→ WORKING DATA:
□ □ □

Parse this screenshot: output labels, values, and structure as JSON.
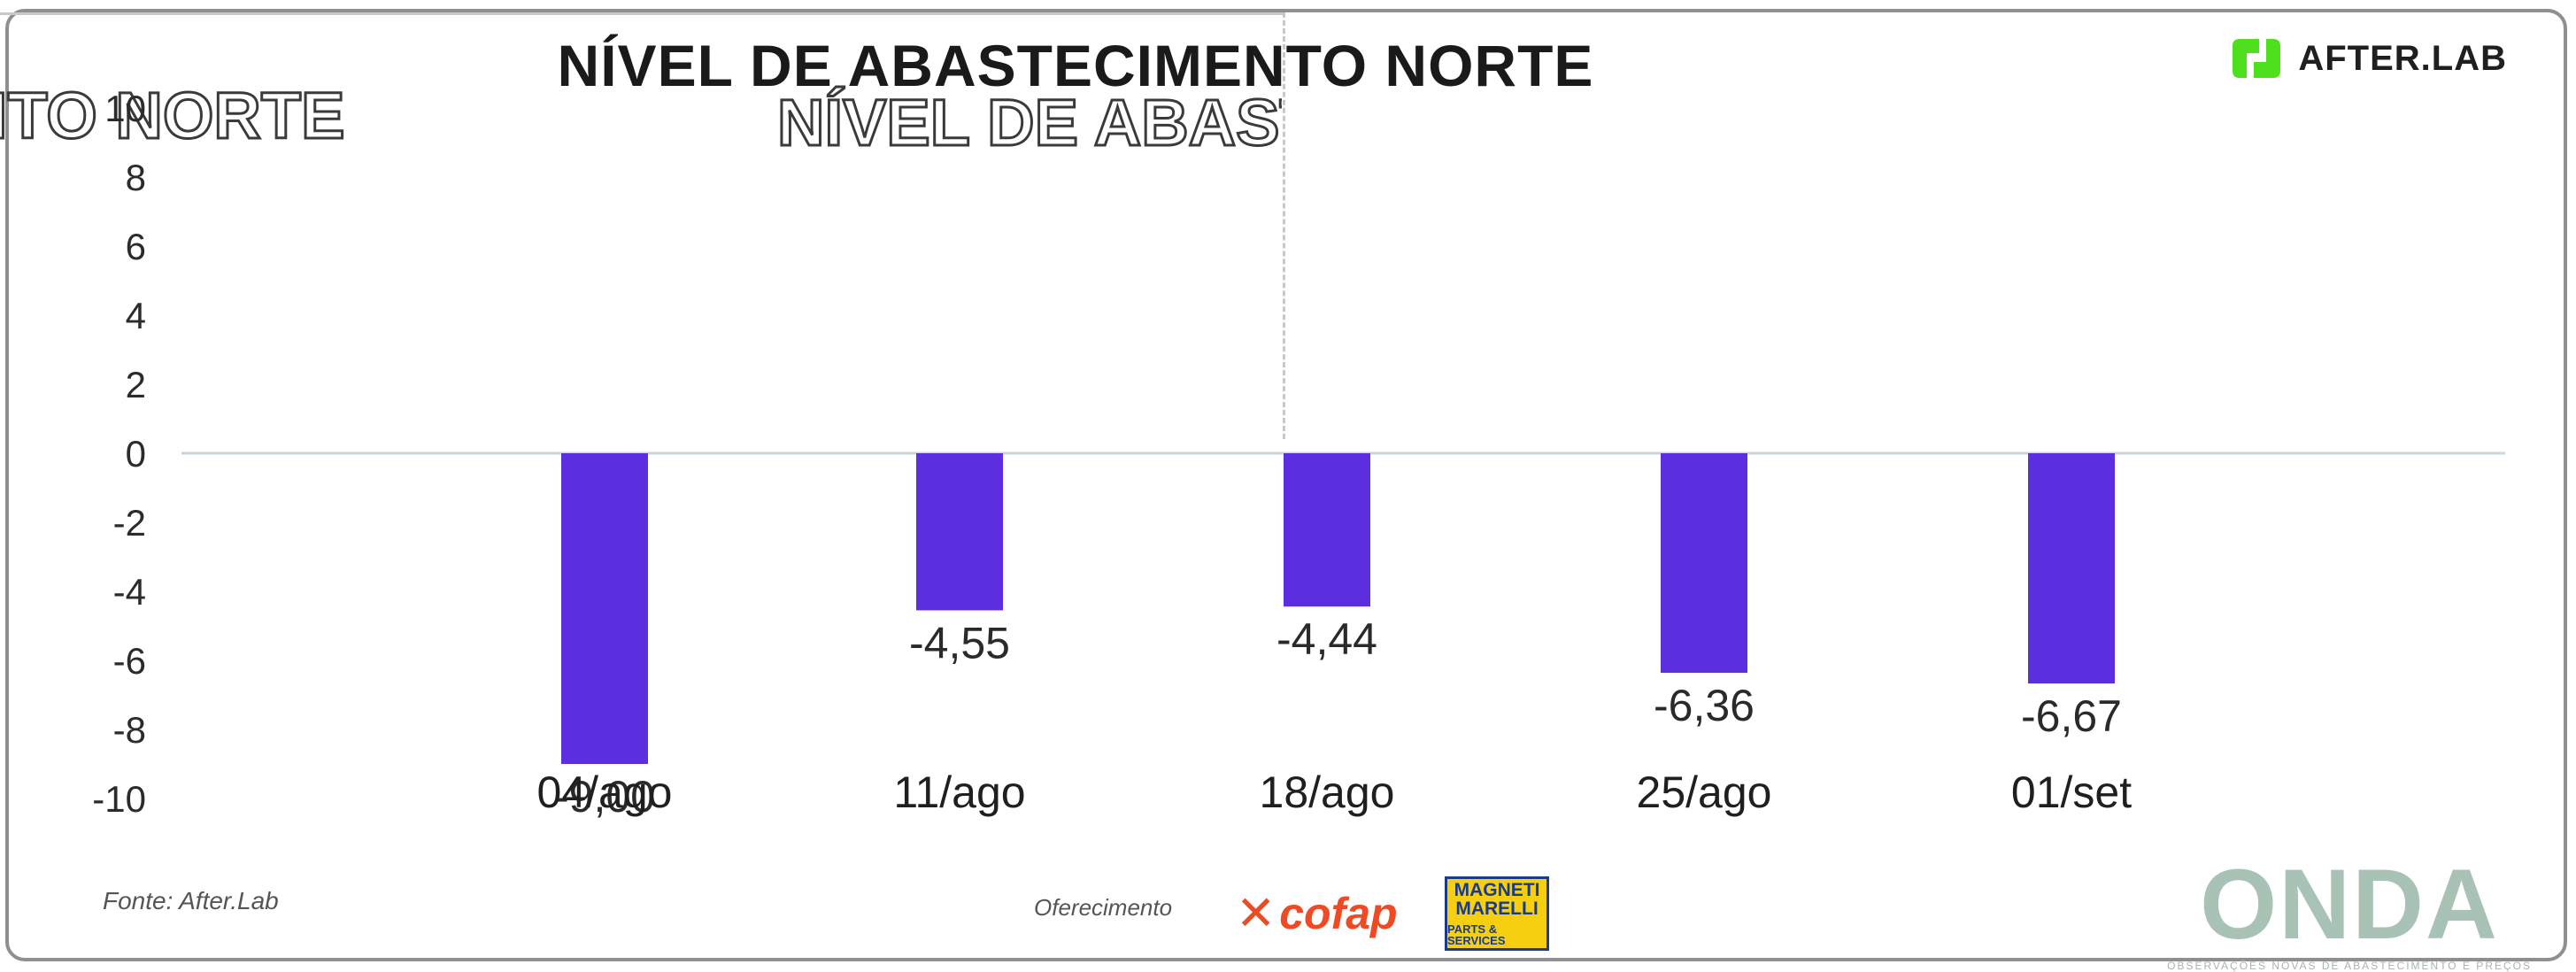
{
  "chart_data": {
    "type": "bar",
    "title": "NÍVEL DE ABASTECIMENTO NORTE",
    "categories": [
      "04/ago",
      "11/ago",
      "18/ago",
      "25/ago",
      "01/set"
    ],
    "series": [
      {
        "values": [
          -9.0,
          -4.55,
          -4.44,
          -6.36,
          -6.67
        ],
        "value_labels": [
          "-9,00",
          "-4,55",
          "-4,44",
          "-6,36",
          "-6,67"
        ],
        "color": "#5b2fe0"
      }
    ],
    "xlabel": "",
    "ylabel": "",
    "ylim": [
      -10,
      10
    ],
    "yticks": [
      -10,
      -8,
      -6,
      -4,
      -2,
      0,
      2,
      4,
      6,
      8,
      10
    ],
    "ytick_labels": [
      "-10",
      "-8",
      "-6",
      "-4",
      "-2",
      "0",
      "2",
      "4",
      "6",
      "8",
      "10"
    ],
    "grid": false,
    "zero_line": true,
    "legend": "none",
    "bar_color": "#5b2fe0",
    "zero_line_color": "#c9d6dc"
  },
  "ghost_text": {
    "left": "CIMENTO NORTE",
    "right": "NÍVEL DE ABAST"
  },
  "brand": {
    "name": "AFTER.LAB",
    "color": "#4ee01c"
  },
  "footer": {
    "source": "Fonte: After.Lab",
    "offer": "Oferecimento",
    "cofap": "cofap",
    "mm_line1": "MAGNETI",
    "mm_line2": "MARELLI",
    "mm_line3": "PARTS & SERVICES",
    "onda": "ONDA",
    "onda_sub": "OBSERVAÇÕES NOVAS DE ABASTECIMENTO E PREÇOS"
  }
}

□ □ □

→ STATED PROBLEM: Extract every line of the records above that contains the word "values".

→ EXERCISE RESULT:
Parse this screenshot: output labels, values, and structure as JSON.
        "values": [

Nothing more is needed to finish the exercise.